§ **Instructions for the task**:
Reproduce the data below in full and exclude every picture.

Items from a dataset:
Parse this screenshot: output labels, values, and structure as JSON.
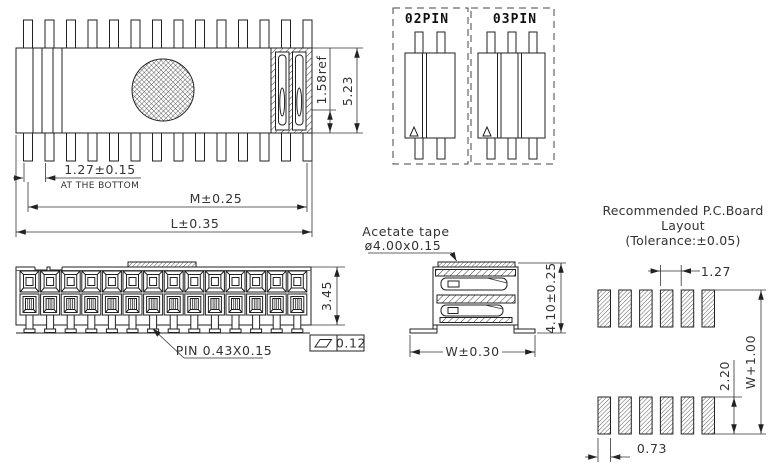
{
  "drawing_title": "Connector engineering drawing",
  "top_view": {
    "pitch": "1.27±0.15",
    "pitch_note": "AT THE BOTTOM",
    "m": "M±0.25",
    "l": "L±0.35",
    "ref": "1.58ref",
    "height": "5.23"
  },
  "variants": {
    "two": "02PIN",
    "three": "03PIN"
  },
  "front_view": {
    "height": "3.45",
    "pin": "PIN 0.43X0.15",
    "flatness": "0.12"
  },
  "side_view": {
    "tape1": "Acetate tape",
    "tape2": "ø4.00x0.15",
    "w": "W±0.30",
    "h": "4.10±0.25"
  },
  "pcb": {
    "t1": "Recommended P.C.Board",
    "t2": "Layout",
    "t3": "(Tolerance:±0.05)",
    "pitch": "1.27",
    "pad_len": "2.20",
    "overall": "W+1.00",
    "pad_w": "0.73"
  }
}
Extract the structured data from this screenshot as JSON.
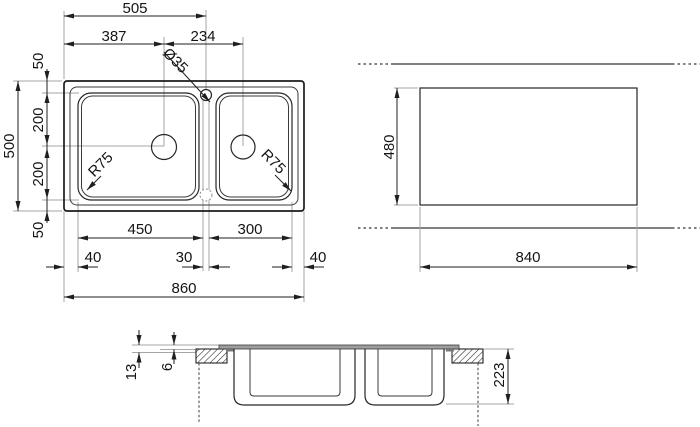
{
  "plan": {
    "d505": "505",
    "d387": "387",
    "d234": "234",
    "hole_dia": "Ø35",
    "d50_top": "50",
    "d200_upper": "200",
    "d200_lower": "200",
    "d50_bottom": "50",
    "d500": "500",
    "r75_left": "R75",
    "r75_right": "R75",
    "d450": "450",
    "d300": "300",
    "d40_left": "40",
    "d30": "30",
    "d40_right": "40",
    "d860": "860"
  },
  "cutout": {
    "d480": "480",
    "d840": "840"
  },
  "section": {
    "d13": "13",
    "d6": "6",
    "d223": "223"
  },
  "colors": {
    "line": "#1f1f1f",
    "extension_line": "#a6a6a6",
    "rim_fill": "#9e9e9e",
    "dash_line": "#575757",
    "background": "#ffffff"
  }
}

§ **Final result**:
Parse this screenshot: output labels, values, and structure as JSON.
{
  "drawing_title": "Connector engineering drawing",
  "top_view": {
    "pitch": "1.27±0.15",
    "pitch_note": "AT THE BOTTOM",
    "m": "M±0.25",
    "l": "L±0.35",
    "ref": "1.58ref",
    "height": "5.23"
  },
  "variants": {
    "two": "02PIN",
    "three": "03PIN"
  },
  "front_view": {
    "height": "3.45",
    "pin": "PIN 0.43X0.15",
    "flatness": "0.12"
  },
  "side_view": {
    "tape1": "Acetate tape",
    "tape2": "ø4.00x0.15",
    "w": "W±0.30",
    "h": "4.10±0.25"
  },
  "pcb": {
    "t1": "Recommended P.C.Board",
    "t2": "Layout",
    "t3": "(Tolerance:±0.05)",
    "pitch": "1.27",
    "pad_len": "2.20",
    "overall": "W+1.00",
    "pad_w": "0.73"
  }
}
Extract the structured data from this screenshot as JSON.
{
  "plan": {
    "d505": "505",
    "d387": "387",
    "d234": "234",
    "hole_dia": "Ø35",
    "d50_top": "50",
    "d200_upper": "200",
    "d200_lower": "200",
    "d50_bottom": "50",
    "d500": "500",
    "r75_left": "R75",
    "r75_right": "R75",
    "d450": "450",
    "d300": "300",
    "d40_left": "40",
    "d30": "30",
    "d40_right": "40",
    "d860": "860"
  },
  "cutout": {
    "d480": "480",
    "d840": "840"
  },
  "section": {
    "d13": "13",
    "d6": "6",
    "d223": "223"
  },
  "colors": {
    "line": "#1f1f1f",
    "extension_line": "#a6a6a6",
    "rim_fill": "#9e9e9e",
    "dash_line": "#575757",
    "background": "#ffffff"
  }
}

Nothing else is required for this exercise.